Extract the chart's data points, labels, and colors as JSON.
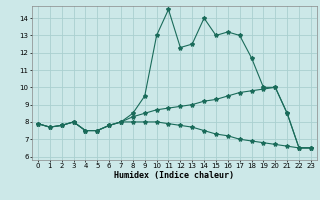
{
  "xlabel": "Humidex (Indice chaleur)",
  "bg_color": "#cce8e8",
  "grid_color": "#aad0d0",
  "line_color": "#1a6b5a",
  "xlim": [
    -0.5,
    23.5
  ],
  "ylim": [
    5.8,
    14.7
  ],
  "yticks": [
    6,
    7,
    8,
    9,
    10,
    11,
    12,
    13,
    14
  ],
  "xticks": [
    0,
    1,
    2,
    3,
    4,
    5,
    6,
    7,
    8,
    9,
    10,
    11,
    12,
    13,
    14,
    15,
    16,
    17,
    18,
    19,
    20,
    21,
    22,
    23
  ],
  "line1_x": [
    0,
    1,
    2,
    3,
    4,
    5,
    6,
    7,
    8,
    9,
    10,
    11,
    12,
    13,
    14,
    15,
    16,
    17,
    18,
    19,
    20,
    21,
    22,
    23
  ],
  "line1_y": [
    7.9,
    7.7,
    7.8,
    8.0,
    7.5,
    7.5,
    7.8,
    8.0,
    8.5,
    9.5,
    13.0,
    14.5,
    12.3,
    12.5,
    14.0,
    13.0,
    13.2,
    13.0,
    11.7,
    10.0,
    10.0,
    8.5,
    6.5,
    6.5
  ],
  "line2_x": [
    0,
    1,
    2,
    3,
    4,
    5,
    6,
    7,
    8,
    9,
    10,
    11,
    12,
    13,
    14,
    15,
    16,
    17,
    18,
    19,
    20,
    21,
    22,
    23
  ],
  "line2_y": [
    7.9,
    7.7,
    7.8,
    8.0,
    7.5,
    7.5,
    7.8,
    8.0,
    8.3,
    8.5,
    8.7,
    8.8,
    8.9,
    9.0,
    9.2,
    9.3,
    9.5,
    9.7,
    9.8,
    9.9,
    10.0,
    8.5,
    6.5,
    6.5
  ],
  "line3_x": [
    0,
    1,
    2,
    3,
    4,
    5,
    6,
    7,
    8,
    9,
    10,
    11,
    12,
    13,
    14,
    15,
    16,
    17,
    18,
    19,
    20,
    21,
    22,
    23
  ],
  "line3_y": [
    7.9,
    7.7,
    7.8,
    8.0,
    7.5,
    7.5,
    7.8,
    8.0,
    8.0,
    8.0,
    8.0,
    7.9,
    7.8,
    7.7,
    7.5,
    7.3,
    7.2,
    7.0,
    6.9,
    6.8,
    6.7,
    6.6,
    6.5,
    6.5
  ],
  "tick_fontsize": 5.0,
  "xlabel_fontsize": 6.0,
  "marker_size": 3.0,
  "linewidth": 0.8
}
###
> [Exercise requirements]
Reproduce the full listing above verbatim, with no pictures included.

> [Correct result]
Extract the chart's data points, labels, and colors as JSON.
{
  "xlabel": "Humidex (Indice chaleur)",
  "bg_color": "#cce8e8",
  "grid_color": "#aad0d0",
  "line_color": "#1a6b5a",
  "xlim": [
    -0.5,
    23.5
  ],
  "ylim": [
    5.8,
    14.7
  ],
  "yticks": [
    6,
    7,
    8,
    9,
    10,
    11,
    12,
    13,
    14
  ],
  "xticks": [
    0,
    1,
    2,
    3,
    4,
    5,
    6,
    7,
    8,
    9,
    10,
    11,
    12,
    13,
    14,
    15,
    16,
    17,
    18,
    19,
    20,
    21,
    22,
    23
  ],
  "line1_x": [
    0,
    1,
    2,
    3,
    4,
    5,
    6,
    7,
    8,
    9,
    10,
    11,
    12,
    13,
    14,
    15,
    16,
    17,
    18,
    19,
    20,
    21,
    22,
    23
  ],
  "line1_y": [
    7.9,
    7.7,
    7.8,
    8.0,
    7.5,
    7.5,
    7.8,
    8.0,
    8.5,
    9.5,
    13.0,
    14.5,
    12.3,
    12.5,
    14.0,
    13.0,
    13.2,
    13.0,
    11.7,
    10.0,
    10.0,
    8.5,
    6.5,
    6.5
  ],
  "line2_x": [
    0,
    1,
    2,
    3,
    4,
    5,
    6,
    7,
    8,
    9,
    10,
    11,
    12,
    13,
    14,
    15,
    16,
    17,
    18,
    19,
    20,
    21,
    22,
    23
  ],
  "line2_y": [
    7.9,
    7.7,
    7.8,
    8.0,
    7.5,
    7.5,
    7.8,
    8.0,
    8.3,
    8.5,
    8.7,
    8.8,
    8.9,
    9.0,
    9.2,
    9.3,
    9.5,
    9.7,
    9.8,
    9.9,
    10.0,
    8.5,
    6.5,
    6.5
  ],
  "line3_x": [
    0,
    1,
    2,
    3,
    4,
    5,
    6,
    7,
    8,
    9,
    10,
    11,
    12,
    13,
    14,
    15,
    16,
    17,
    18,
    19,
    20,
    21,
    22,
    23
  ],
  "line3_y": [
    7.9,
    7.7,
    7.8,
    8.0,
    7.5,
    7.5,
    7.8,
    8.0,
    8.0,
    8.0,
    8.0,
    7.9,
    7.8,
    7.7,
    7.5,
    7.3,
    7.2,
    7.0,
    6.9,
    6.8,
    6.7,
    6.6,
    6.5,
    6.5
  ],
  "tick_fontsize": 5.0,
  "xlabel_fontsize": 6.0,
  "marker_size": 3.0,
  "linewidth": 0.8
}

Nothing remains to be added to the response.